What to watch for: Salaries for the new fiber and utilities directors. Last year, council members Bruce Conque, now LPUA chair, and Kenneth Boudreaux argued Robideaux set the salaries too low: $150,000 for the utilities director and $115,000 for the Fiber director. Qualifications and salary for the utilities director will be set in consultation with LUS’s consultant of record, NewGen Strategies and Solutions (no relationship to NextGEN). But the Fiber director’s salary is up to the administration, subject to approval of the city-parish council this year and the city council in the future. Wingerter tells me the $100,000 salary is not set in stone and could rise depending on candidate interest.
The gist: Dockless electric scooters landed in Lafayette in a flash in December and immediately stirred controversy. Consolidated government is scrambling to figure out legal ambiguities that leave the scooters’ future here in question.
Local law is silent. State law is unclear. That was the message from Mayor-President Joel Robideaux to the council Tuesday night. “I believe it’s going to be one of two solutions,” he said. “We’re going to have to wait for them to be allowed … or we’re going to present something locally that dictates how they’re used.”
Legal answers are a long way off. City-parish attorneys have been working to draft a comprehensive ordinance that would address shared mobility products — scooter-shares, bike-shares, etc. — in general. Such an ordinance is still at a minimum two months away. Robideaux said the state is working on new legislation to accommodate the scooters, which would set the parameters local governments could use to regulate them. Of course, a new statute wouldn’t be in place until after the Legislature drafts one and the governor signs it into law.
LCG has given a cautious welcoming to the scooters. LCG’s legal team is in talks with scooter reps and DOTD to sort out an interim answer. Without a solution, the city could face liability issues. Council members raised concerns about LCG’s exposure to a suit if someone got hurt riding the scooters.
“The law is not specifically clear that’s our responsibility — there’s a lot that goes into where the liability lies,” Robideaux said. “I’m not interested in having LCG at risk.”
Meanwhile, complaints continue to pile up. Scooter skid marks have scuffed up Downtown’s sidewalks — Bird and Lime explicitly tell users not to use sidewalks — which were powerwashed last year.
“It’s an all-hands-on-deck approach to this,” LCG Communications Director Cydra Wingerter tells me. “We have not come to a level of comfort where we’re sure where we’re going with it.”

GIVEN MATERIAL:
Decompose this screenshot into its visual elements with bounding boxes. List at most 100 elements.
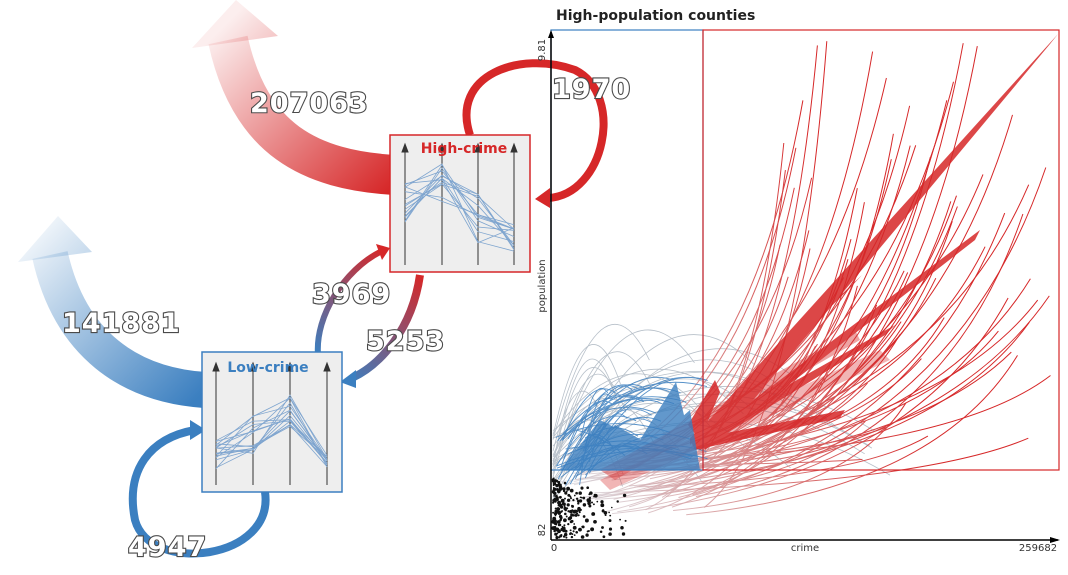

WHAT THE TASK REQUIRES: Continue the Lafayette city government news piece, starting after its final quote from Cydra Wingerter.

THE RESPONSE:
Bird and Lime scurry up this kind of legal scramble wherever they go. The companies have a tendency to drop in overnight and work out the details as they go along, drawing plenty of scorn for the tactic. Local laws generally don’t exist to regulate the scooters, so cities and towns across the country face a similar scramble with varied results. Some cities like Memphis, Tenn., have embraced them as a welcome option for short trips, folding scooter-sharing into comprehensive policies. Bird promotes using the scooters on bike lanes. In Portland, Ore., 17 scooters have been thrown into the Willamette River.
New Orleans said no to writing local ordinances for a scooter pilot program before Bird showed up in Lafayette last year. New Orleans Mayor Latoya Cantrell said in a statement at the time that the scooters’ “potential complications for public safety are too high for us to move forward.” Lawmakers there have cited unsuitable infrastructure and hostile drivers as a reason for concern.
What to watch for: If the scooters stay or go. While it’s clear the administration is interested in finding a solution, it’s possible the law won’t allow it.
Lafayette faces existential challenges that, mishandled, could derail it for a generation.
The gist: Library attorneys agreed in a federal hearing to strike a temporary ban on room bookings for private, drag queen-related events. A ruling in a federal suit filed to stop a library-sponsored Drag Queen Story Time event, which gave rise to the ban, is expected as early as next week; the case looks likely to be thrown out.
No reservations. The ban was broad and infringed on First Amendment rights, argued attorneys for the ACLU in a Thursday hearing on a motion to intervene. Attorneys representing Lafayette Consolidated Government and the library drafted a special reservation form prohibiting private drag queen events in the library as part of a “stand down” agreement reached with the court in a federal suit filed against the library by fringe Christian organization Warriors for Christ. The agreement required that the library not formally present a DQST event while the lawsuit was pending. The form was drawn up after advocates pressed forward on a private, holiday-themed story time event at the Southside library branch in December. The library revoked the reservation the night before the event was scheduled to happen and issued the waiver form shortly thereafter.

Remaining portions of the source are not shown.